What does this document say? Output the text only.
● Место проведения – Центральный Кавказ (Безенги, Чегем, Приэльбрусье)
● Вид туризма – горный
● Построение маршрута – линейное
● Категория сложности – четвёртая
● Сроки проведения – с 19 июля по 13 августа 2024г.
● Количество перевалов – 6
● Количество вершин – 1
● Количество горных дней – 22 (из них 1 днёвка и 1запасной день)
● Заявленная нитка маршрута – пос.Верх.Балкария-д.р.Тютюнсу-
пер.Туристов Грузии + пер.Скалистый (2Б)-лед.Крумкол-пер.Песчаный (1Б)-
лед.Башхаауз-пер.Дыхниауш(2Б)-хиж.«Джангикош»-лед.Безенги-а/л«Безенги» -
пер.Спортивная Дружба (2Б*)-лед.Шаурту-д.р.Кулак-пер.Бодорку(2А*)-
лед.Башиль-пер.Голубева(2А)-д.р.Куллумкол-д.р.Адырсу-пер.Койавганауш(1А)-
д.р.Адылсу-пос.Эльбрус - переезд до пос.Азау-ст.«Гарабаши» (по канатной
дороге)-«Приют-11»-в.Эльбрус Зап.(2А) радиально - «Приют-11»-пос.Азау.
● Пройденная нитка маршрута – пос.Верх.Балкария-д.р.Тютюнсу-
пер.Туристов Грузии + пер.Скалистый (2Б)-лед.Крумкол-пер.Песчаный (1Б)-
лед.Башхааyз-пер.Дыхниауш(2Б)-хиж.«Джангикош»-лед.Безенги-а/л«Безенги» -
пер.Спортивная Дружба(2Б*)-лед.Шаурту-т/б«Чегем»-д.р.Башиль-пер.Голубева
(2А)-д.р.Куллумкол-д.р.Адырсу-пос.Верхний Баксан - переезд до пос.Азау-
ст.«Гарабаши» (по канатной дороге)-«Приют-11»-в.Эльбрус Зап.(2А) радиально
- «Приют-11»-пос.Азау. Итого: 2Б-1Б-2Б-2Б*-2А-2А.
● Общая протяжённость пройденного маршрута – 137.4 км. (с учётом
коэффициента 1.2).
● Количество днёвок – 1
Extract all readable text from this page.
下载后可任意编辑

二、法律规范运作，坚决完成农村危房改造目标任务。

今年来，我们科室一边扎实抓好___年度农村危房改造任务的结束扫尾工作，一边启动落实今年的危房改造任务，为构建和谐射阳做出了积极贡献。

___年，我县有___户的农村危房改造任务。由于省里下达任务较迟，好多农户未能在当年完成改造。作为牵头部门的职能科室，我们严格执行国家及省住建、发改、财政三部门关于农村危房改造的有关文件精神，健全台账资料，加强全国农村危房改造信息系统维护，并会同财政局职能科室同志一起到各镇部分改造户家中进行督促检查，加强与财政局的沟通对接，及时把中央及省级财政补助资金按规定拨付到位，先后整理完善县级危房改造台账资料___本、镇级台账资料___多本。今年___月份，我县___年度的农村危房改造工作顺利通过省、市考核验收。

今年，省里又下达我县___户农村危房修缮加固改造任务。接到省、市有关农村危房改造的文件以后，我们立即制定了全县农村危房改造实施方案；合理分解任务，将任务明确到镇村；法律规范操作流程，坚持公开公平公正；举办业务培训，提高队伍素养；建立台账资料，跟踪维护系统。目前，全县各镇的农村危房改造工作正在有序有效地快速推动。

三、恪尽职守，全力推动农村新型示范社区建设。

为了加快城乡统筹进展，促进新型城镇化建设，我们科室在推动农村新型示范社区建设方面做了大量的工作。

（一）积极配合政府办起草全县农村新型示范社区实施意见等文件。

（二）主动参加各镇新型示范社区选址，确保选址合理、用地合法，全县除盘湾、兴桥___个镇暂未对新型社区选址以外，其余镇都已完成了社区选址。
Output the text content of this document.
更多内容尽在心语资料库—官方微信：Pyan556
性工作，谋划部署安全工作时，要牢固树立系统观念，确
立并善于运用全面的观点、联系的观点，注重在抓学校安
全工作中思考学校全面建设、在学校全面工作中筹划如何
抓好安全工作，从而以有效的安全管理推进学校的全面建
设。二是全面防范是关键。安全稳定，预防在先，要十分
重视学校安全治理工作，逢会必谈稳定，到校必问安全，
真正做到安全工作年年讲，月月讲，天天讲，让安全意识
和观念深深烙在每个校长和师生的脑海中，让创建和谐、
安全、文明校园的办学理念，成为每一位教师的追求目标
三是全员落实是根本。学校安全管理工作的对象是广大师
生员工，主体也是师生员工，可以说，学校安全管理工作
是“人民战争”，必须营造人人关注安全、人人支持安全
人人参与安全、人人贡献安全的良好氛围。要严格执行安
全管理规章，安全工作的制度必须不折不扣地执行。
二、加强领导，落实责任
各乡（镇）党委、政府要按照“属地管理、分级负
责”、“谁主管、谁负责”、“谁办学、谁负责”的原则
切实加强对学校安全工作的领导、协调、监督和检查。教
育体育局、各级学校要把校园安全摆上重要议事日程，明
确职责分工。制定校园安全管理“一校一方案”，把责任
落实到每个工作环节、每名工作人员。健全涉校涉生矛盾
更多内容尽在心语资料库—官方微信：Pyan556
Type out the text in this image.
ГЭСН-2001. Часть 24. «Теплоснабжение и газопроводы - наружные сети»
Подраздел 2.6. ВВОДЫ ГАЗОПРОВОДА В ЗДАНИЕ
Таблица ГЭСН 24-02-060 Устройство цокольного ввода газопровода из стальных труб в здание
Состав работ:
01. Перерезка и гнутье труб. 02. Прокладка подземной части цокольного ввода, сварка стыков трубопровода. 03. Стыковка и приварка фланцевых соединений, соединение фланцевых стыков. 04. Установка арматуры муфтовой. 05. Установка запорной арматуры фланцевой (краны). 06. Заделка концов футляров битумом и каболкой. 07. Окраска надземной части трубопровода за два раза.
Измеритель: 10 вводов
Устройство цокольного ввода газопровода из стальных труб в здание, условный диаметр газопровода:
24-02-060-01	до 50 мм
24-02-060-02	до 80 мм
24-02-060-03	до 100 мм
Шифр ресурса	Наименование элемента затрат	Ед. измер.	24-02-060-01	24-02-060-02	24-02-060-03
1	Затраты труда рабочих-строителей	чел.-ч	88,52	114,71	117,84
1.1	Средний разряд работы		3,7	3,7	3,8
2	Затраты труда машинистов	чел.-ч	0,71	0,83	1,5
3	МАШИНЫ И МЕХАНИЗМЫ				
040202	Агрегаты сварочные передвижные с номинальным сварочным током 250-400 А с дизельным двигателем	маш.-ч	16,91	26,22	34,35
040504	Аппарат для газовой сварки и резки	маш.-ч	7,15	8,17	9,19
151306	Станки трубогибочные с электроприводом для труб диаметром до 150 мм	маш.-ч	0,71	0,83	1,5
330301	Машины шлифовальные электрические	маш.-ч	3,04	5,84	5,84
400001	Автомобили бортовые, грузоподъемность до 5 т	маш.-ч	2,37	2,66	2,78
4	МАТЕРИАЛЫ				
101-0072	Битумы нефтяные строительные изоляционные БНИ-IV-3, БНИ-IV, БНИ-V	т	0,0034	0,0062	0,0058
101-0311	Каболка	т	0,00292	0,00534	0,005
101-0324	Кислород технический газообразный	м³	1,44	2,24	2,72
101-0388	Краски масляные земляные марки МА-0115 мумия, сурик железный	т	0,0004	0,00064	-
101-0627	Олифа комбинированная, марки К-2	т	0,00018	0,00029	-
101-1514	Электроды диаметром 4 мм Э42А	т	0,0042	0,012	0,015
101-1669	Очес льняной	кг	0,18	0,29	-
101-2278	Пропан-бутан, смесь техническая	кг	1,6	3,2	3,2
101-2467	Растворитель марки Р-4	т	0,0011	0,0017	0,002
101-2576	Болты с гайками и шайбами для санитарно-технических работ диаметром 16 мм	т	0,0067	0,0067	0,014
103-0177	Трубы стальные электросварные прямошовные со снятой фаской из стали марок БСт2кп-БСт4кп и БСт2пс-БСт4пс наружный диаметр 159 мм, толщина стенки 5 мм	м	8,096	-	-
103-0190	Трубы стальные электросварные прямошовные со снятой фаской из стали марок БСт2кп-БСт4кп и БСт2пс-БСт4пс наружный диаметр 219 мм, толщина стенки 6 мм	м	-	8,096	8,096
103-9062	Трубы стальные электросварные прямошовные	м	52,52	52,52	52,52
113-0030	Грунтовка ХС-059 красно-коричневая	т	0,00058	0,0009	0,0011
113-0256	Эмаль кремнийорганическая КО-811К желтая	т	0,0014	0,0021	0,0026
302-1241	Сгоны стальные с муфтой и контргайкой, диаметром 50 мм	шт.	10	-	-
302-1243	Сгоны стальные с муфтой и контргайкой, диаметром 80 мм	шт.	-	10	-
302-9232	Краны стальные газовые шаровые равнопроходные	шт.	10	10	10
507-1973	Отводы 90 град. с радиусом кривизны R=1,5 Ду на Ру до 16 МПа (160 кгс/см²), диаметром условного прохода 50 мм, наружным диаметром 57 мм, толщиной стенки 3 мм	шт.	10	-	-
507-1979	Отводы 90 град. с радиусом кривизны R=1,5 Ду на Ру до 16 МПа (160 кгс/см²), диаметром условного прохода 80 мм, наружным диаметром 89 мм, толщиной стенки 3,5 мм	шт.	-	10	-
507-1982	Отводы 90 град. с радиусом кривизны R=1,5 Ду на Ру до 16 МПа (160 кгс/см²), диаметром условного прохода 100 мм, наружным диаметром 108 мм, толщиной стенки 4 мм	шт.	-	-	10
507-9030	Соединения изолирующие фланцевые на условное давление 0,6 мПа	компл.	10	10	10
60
######
§ Task directions: Looking at the listing above, how many of its lines contain the string "переезд"? Give the number alone.

§ Finished task: 2